[Start of STORED ROWS]

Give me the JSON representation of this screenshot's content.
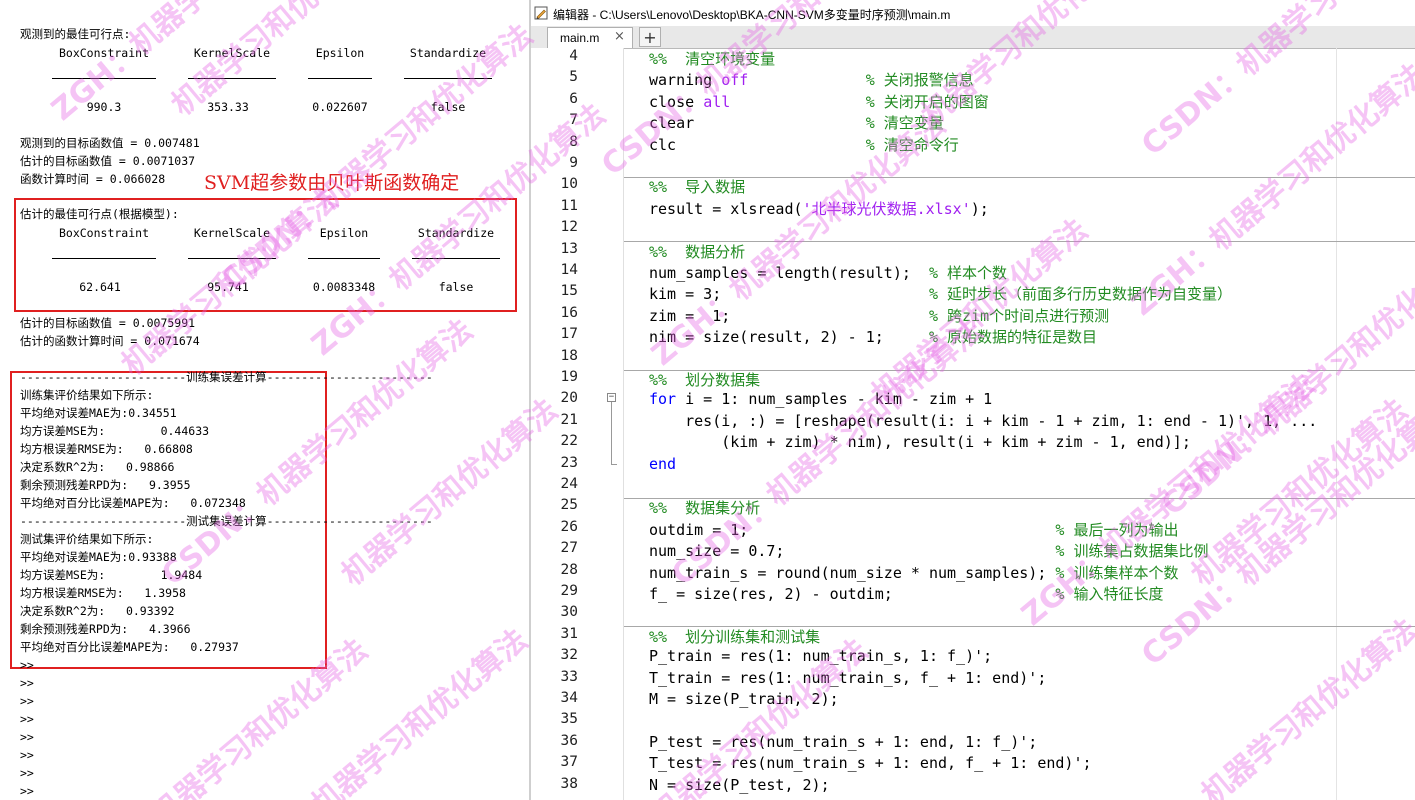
{
  "command_window": {
    "observed_best_label": "观测到的最佳可行点:",
    "param_headers": [
      "BoxConstraint",
      "KernelScale",
      "Epsilon",
      "Standardize"
    ],
    "observed_values": [
      "990.3",
      "353.33",
      "0.022607",
      "false"
    ],
    "observed_objective": "观测到的目标函数值 = 0.007481",
    "estimated_objective_1": "估计的目标函数值 = 0.0071037",
    "function_time": "函数计算时间 = 0.066028",
    "annotation": "SVM超参数由贝叶斯函数确定",
    "estimated_best_label": "估计的最佳可行点(根据模型):",
    "estimated_values": [
      "62.641",
      "95.741",
      "0.0083348",
      "false"
    ],
    "estimated_objective_2": "估计的目标函数值 = 0.0075991",
    "estimated_function_time": "估计的函数计算时间 = 0.071674",
    "train_separator": "------------------------训练集误差计算------------------------",
    "train_lines": [
      "训练集评价结果如下所示:",
      "平均绝对误差MAE为:0.34551",
      "均方误差MSE为:        0.44633",
      "均方根误差RMSE为:   0.66808",
      "决定系数R^2为:   0.98866",
      "剩余预测残差RPD为:   9.3955",
      "平均绝对百分比误差MAPE为:   0.072348"
    ],
    "test_separator": "------------------------测试集误差计算------------------------",
    "test_lines": [
      "测试集评价结果如下所示:",
      "平均绝对误差MAE为:0.93388",
      "均方误差MSE为:        1.9484",
      "均方根误差RMSE为:   1.3958",
      "决定系数R^2为:   0.93392",
      "剩余预测残差RPD为:   4.3966",
      "平均绝对百分比误差MAPE为:   0.27937"
    ],
    "prompt": ">>"
  },
  "editor": {
    "title": "编辑器 - C:\\Users\\Lenovo\\Desktop\\BKA-CNN-SVM多变量时序预测\\main.m",
    "tab_label": "main.m",
    "tab_close": "×",
    "tab_add": "+",
    "lines": [
      {
        "n": "4",
        "segs": [
          {
            "t": "%%  清空环境变量",
            "c": "cm"
          }
        ]
      },
      {
        "n": "5",
        "segs": [
          {
            "t": "warning ",
            "c": ""
          },
          {
            "t": "off",
            "c": "str"
          },
          {
            "t": "             ",
            "c": ""
          },
          {
            "t": "% 关闭报警信息",
            "c": "cm"
          }
        ]
      },
      {
        "n": "6",
        "segs": [
          {
            "t": "close ",
            "c": ""
          },
          {
            "t": "all",
            "c": "str"
          },
          {
            "t": "               ",
            "c": ""
          },
          {
            "t": "% 关闭开启的图窗",
            "c": "cm"
          }
        ]
      },
      {
        "n": "7",
        "segs": [
          {
            "t": "clear                   ",
            "c": ""
          },
          {
            "t": "% 清空变量",
            "c": "cm"
          }
        ]
      },
      {
        "n": "8",
        "segs": [
          {
            "t": "clc                     ",
            "c": ""
          },
          {
            "t": "% 清空命令行",
            "c": "cm"
          }
        ]
      },
      {
        "n": "9",
        "segs": []
      },
      {
        "n": "10",
        "segs": [
          {
            "t": "%%  导入数据",
            "c": "cm"
          }
        ]
      },
      {
        "n": "11",
        "segs": [
          {
            "t": "result = xlsread(",
            "c": ""
          },
          {
            "t": "'北半球光伏数据.xlsx'",
            "c": "str"
          },
          {
            "t": ");",
            "c": ""
          }
        ]
      },
      {
        "n": "12",
        "segs": []
      },
      {
        "n": "13",
        "segs": [
          {
            "t": "%%  数据分析",
            "c": "cm"
          }
        ]
      },
      {
        "n": "14",
        "segs": [
          {
            "t": "num_samples = length(result);  ",
            "c": ""
          },
          {
            "t": "% 样本个数",
            "c": "cm"
          }
        ]
      },
      {
        "n": "15",
        "segs": [
          {
            "t": "kim = 3;                       ",
            "c": ""
          },
          {
            "t": "% 延时步长（前面多行历史数据作为自变量）",
            "c": "cm"
          }
        ]
      },
      {
        "n": "16",
        "segs": [
          {
            "t": "zim =  1;                      ",
            "c": ""
          },
          {
            "t": "% 跨zim个时间点进行预测",
            "c": "cm"
          }
        ]
      },
      {
        "n": "17",
        "segs": [
          {
            "t": "nim = size(result, 2) - 1;     ",
            "c": ""
          },
          {
            "t": "% 原始数据的特征是数目",
            "c": "cm"
          }
        ]
      },
      {
        "n": "18",
        "segs": []
      },
      {
        "n": "19",
        "segs": [
          {
            "t": "%%  划分数据集",
            "c": "cm"
          }
        ]
      },
      {
        "n": "20",
        "segs": [
          {
            "t": "for",
            "c": "kw"
          },
          {
            "t": " i = 1: num_samples - kim - zim + 1",
            "c": ""
          }
        ]
      },
      {
        "n": "21",
        "segs": [
          {
            "t": "    res(i, :) = [reshape(result(i: i + kim - 1 + zim, 1: end - 1)', 1, ...",
            "c": ""
          }
        ]
      },
      {
        "n": "22",
        "segs": [
          {
            "t": "        (kim + zim) * nim), result(i + kim + zim - 1, end)];",
            "c": ""
          }
        ]
      },
      {
        "n": "23",
        "segs": [
          {
            "t": "end",
            "c": "kw"
          }
        ]
      },
      {
        "n": "24",
        "segs": []
      },
      {
        "n": "25",
        "segs": [
          {
            "t": "%%  数据集分析",
            "c": "cm"
          }
        ]
      },
      {
        "n": "26",
        "segs": [
          {
            "t": "outdim = 1;                                  ",
            "c": ""
          },
          {
            "t": "% 最后一列为输出",
            "c": "cm"
          }
        ]
      },
      {
        "n": "27",
        "segs": [
          {
            "t": "num_size = 0.7;                              ",
            "c": ""
          },
          {
            "t": "% 训练集占数据集比例",
            "c": "cm"
          }
        ]
      },
      {
        "n": "28",
        "segs": [
          {
            "t": "num_train_s = round(num_size * num_samples); ",
            "c": ""
          },
          {
            "t": "% 训练集样本个数",
            "c": "cm"
          }
        ]
      },
      {
        "n": "29",
        "segs": [
          {
            "t": "f_ = size(res, 2) - outdim;                  ",
            "c": ""
          },
          {
            "t": "% 输入特征长度",
            "c": "cm"
          }
        ]
      },
      {
        "n": "30",
        "segs": []
      },
      {
        "n": "31",
        "segs": [
          {
            "t": "%%  划分训练集和测试集",
            "c": "cm"
          }
        ]
      },
      {
        "n": "32",
        "segs": [
          {
            "t": "P_train = res(1: num_train_s, 1: f_)';",
            "c": ""
          }
        ]
      },
      {
        "n": "33",
        "segs": [
          {
            "t": "T_train = res(1: num_train_s, f_ + 1: end)';",
            "c": ""
          }
        ]
      },
      {
        "n": "34",
        "segs": [
          {
            "t": "M = size(P_train, 2);",
            "c": ""
          }
        ]
      },
      {
        "n": "35",
        "segs": []
      },
      {
        "n": "36",
        "segs": [
          {
            "t": "P_test = res(num_train_s + 1: end, 1: f_)';",
            "c": ""
          }
        ]
      },
      {
        "n": "37",
        "segs": [
          {
            "t": "T_test = res(num_train_s + 1: end, f_ + 1: end)';",
            "c": ""
          }
        ]
      },
      {
        "n": "38",
        "segs": [
          {
            "t": "N = size(P_test, 2);",
            "c": ""
          }
        ]
      }
    ]
  },
  "watermark": {
    "texts": [
      "ZGH：机器学习和优化算法",
      "CSDN：机器学习和优化算法",
      "机器学习和优化算法"
    ],
    "color": "#e664e6"
  },
  "colors": {
    "keyword": "#0000ff",
    "string": "#a020f0",
    "comment": "#228b22",
    "annotation_red": "#e02020"
  }
}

[End of STORED ROWS]

▶ [GIVEN REQUEST]: Without including any pictures, reproduce the listing exactly.

▶ [REPLY TO THE EXERCISE]:
Give me the JSON representation of this screenshot's content.
{
  "command_window": {
    "observed_best_label": "观测到的最佳可行点:",
    "param_headers": [
      "BoxConstraint",
      "KernelScale",
      "Epsilon",
      "Standardize"
    ],
    "observed_values": [
      "990.3",
      "353.33",
      "0.022607",
      "false"
    ],
    "observed_objective": "观测到的目标函数值 = 0.007481",
    "estimated_objective_1": "估计的目标函数值 = 0.0071037",
    "function_time": "函数计算时间 = 0.066028",
    "annotation": "SVM超参数由贝叶斯函数确定",
    "estimated_best_label": "估计的最佳可行点(根据模型):",
    "estimated_values": [
      "62.641",
      "95.741",
      "0.0083348",
      "false"
    ],
    "estimated_objective_2": "估计的目标函数值 = 0.0075991",
    "estimated_function_time": "估计的函数计算时间 = 0.071674",
    "train_separator": "------------------------训练集误差计算------------------------",
    "train_lines": [
      "训练集评价结果如下所示:",
      "平均绝对误差MAE为:0.34551",
      "均方误差MSE为:        0.44633",
      "均方根误差RMSE为:   0.66808",
      "决定系数R^2为:   0.98866",
      "剩余预测残差RPD为:   9.3955",
      "平均绝对百分比误差MAPE为:   0.072348"
    ],
    "test_separator": "------------------------测试集误差计算------------------------",
    "test_lines": [
      "测试集评价结果如下所示:",
      "平均绝对误差MAE为:0.93388",
      "均方误差MSE为:        1.9484",
      "均方根误差RMSE为:   1.3958",
      "决定系数R^2为:   0.93392",
      "剩余预测残差RPD为:   4.3966",
      "平均绝对百分比误差MAPE为:   0.27937"
    ],
    "prompt": ">>"
  },
  "editor": {
    "title": "编辑器 - C:\\Users\\Lenovo\\Desktop\\BKA-CNN-SVM多变量时序预测\\main.m",
    "tab_label": "main.m",
    "tab_close": "×",
    "tab_add": "+",
    "lines": [
      {
        "n": "4",
        "segs": [
          {
            "t": "%%  清空环境变量",
            "c": "cm"
          }
        ]
      },
      {
        "n": "5",
        "segs": [
          {
            "t": "warning ",
            "c": ""
          },
          {
            "t": "off",
            "c": "str"
          },
          {
            "t": "             ",
            "c": ""
          },
          {
            "t": "% 关闭报警信息",
            "c": "cm"
          }
        ]
      },
      {
        "n": "6",
        "segs": [
          {
            "t": "close ",
            "c": ""
          },
          {
            "t": "all",
            "c": "str"
          },
          {
            "t": "               ",
            "c": ""
          },
          {
            "t": "% 关闭开启的图窗",
            "c": "cm"
          }
        ]
      },
      {
        "n": "7",
        "segs": [
          {
            "t": "clear                   ",
            "c": ""
          },
          {
            "t": "% 清空变量",
            "c": "cm"
          }
        ]
      },
      {
        "n": "8",
        "segs": [
          {
            "t": "clc                     ",
            "c": ""
          },
          {
            "t": "% 清空命令行",
            "c": "cm"
          }
        ]
      },
      {
        "n": "9",
        "segs": []
      },
      {
        "n": "10",
        "segs": [
          {
            "t": "%%  导入数据",
            "c": "cm"
          }
        ]
      },
      {
        "n": "11",
        "segs": [
          {
            "t": "result = xlsread(",
            "c": ""
          },
          {
            "t": "'北半球光伏数据.xlsx'",
            "c": "str"
          },
          {
            "t": ");",
            "c": ""
          }
        ]
      },
      {
        "n": "12",
        "segs": []
      },
      {
        "n": "13",
        "segs": [
          {
            "t": "%%  数据分析",
            "c": "cm"
          }
        ]
      },
      {
        "n": "14",
        "segs": [
          {
            "t": "num_samples = length(result);  ",
            "c": ""
          },
          {
            "t": "% 样本个数",
            "c": "cm"
          }
        ]
      },
      {
        "n": "15",
        "segs": [
          {
            "t": "kim = 3;                       ",
            "c": ""
          },
          {
            "t": "% 延时步长（前面多行历史数据作为自变量）",
            "c": "cm"
          }
        ]
      },
      {
        "n": "16",
        "segs": [
          {
            "t": "zim =  1;                      ",
            "c": ""
          },
          {
            "t": "% 跨zim个时间点进行预测",
            "c": "cm"
          }
        ]
      },
      {
        "n": "17",
        "segs": [
          {
            "t": "nim = size(result, 2) - 1;     ",
            "c": ""
          },
          {
            "t": "% 原始数据的特征是数目",
            "c": "cm"
          }
        ]
      },
      {
        "n": "18",
        "segs": []
      },
      {
        "n": "19",
        "segs": [
          {
            "t": "%%  划分数据集",
            "c": "cm"
          }
        ]
      },
      {
        "n": "20",
        "segs": [
          {
            "t": "for",
            "c": "kw"
          },
          {
            "t": " i = 1: num_samples - kim - zim + 1",
            "c": ""
          }
        ]
      },
      {
        "n": "21",
        "segs": [
          {
            "t": "    res(i, :) = [reshape(result(i: i + kim - 1 + zim, 1: end - 1)', 1, ...",
            "c": ""
          }
        ]
      },
      {
        "n": "22",
        "segs": [
          {
            "t": "        (kim + zim) * nim), result(i + kim + zim - 1, end)];",
            "c": ""
          }
        ]
      },
      {
        "n": "23",
        "segs": [
          {
            "t": "end",
            "c": "kw"
          }
        ]
      },
      {
        "n": "24",
        "segs": []
      },
      {
        "n": "25",
        "segs": [
          {
            "t": "%%  数据集分析",
            "c": "cm"
          }
        ]
      },
      {
        "n": "26",
        "segs": [
          {
            "t": "outdim = 1;                                  ",
            "c": ""
          },
          {
            "t": "% 最后一列为输出",
            "c": "cm"
          }
        ]
      },
      {
        "n": "27",
        "segs": [
          {
            "t": "num_size = 0.7;                              ",
            "c": ""
          },
          {
            "t": "% 训练集占数据集比例",
            "c": "cm"
          }
        ]
      },
      {
        "n": "28",
        "segs": [
          {
            "t": "num_train_s = round(num_size * num_samples); ",
            "c": ""
          },
          {
            "t": "% 训练集样本个数",
            "c": "cm"
          }
        ]
      },
      {
        "n": "29",
        "segs": [
          {
            "t": "f_ = size(res, 2) - outdim;                  ",
            "c": ""
          },
          {
            "t": "% 输入特征长度",
            "c": "cm"
          }
        ]
      },
      {
        "n": "30",
        "segs": []
      },
      {
        "n": "31",
        "segs": [
          {
            "t": "%%  划分训练集和测试集",
            "c": "cm"
          }
        ]
      },
      {
        "n": "32",
        "segs": [
          {
            "t": "P_train = res(1: num_train_s, 1: f_)';",
            "c": ""
          }
        ]
      },
      {
        "n": "33",
        "segs": [
          {
            "t": "T_train = res(1: num_train_s, f_ + 1: end)';",
            "c": ""
          }
        ]
      },
      {
        "n": "34",
        "segs": [
          {
            "t": "M = size(P_train, 2);",
            "c": ""
          }
        ]
      },
      {
        "n": "35",
        "segs": []
      },
      {
        "n": "36",
        "segs": [
          {
            "t": "P_test = res(num_train_s + 1: end, 1: f_)';",
            "c": ""
          }
        ]
      },
      {
        "n": "37",
        "segs": [
          {
            "t": "T_test = res(num_train_s + 1: end, f_ + 1: end)';",
            "c": ""
          }
        ]
      },
      {
        "n": "38",
        "segs": [
          {
            "t": "N = size(P_test, 2);",
            "c": ""
          }
        ]
      }
    ]
  },
  "watermark": {
    "texts": [
      "ZGH：机器学习和优化算法",
      "CSDN：机器学习和优化算法",
      "机器学习和优化算法"
    ],
    "color": "#e664e6"
  },
  "colors": {
    "keyword": "#0000ff",
    "string": "#a020f0",
    "comment": "#228b22",
    "annotation_red": "#e02020"
  }
}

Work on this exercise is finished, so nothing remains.